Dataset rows
▶

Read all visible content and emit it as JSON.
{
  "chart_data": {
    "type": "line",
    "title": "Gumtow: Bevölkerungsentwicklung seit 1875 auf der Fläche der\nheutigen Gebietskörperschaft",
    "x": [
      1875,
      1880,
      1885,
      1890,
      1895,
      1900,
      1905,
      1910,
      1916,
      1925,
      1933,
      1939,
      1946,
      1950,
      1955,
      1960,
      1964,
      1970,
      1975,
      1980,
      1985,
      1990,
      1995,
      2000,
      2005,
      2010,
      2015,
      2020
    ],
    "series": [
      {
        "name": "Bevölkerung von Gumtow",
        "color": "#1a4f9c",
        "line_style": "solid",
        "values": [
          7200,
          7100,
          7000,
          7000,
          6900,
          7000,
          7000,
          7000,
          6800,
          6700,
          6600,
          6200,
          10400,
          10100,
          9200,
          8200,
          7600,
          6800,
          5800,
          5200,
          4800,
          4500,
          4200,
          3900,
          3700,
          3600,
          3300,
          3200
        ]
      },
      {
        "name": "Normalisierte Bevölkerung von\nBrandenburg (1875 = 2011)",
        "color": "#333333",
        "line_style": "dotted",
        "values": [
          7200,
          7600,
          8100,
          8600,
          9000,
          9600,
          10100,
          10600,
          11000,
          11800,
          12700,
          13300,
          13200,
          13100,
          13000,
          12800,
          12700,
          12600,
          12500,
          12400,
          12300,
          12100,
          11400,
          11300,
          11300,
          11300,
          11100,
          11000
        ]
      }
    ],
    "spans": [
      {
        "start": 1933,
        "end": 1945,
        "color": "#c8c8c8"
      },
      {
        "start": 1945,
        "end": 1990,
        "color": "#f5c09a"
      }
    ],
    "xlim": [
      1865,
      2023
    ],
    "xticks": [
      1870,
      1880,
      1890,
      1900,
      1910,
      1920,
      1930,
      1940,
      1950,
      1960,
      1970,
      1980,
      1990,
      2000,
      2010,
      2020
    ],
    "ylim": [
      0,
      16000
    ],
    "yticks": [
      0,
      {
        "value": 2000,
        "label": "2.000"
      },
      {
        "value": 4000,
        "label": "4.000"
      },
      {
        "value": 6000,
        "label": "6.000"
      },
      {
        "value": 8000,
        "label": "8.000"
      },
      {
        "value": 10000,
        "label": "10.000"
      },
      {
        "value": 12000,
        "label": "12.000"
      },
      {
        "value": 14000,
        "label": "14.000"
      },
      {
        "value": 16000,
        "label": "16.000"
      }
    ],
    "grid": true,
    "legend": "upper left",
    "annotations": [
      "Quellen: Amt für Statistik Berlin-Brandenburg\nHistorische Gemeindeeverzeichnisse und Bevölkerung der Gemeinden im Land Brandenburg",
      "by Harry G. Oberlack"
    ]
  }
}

◀

What the task requires:
Looking at the entries above, state how many lines contain "Gumtow"; give the number alone.

Task result:
2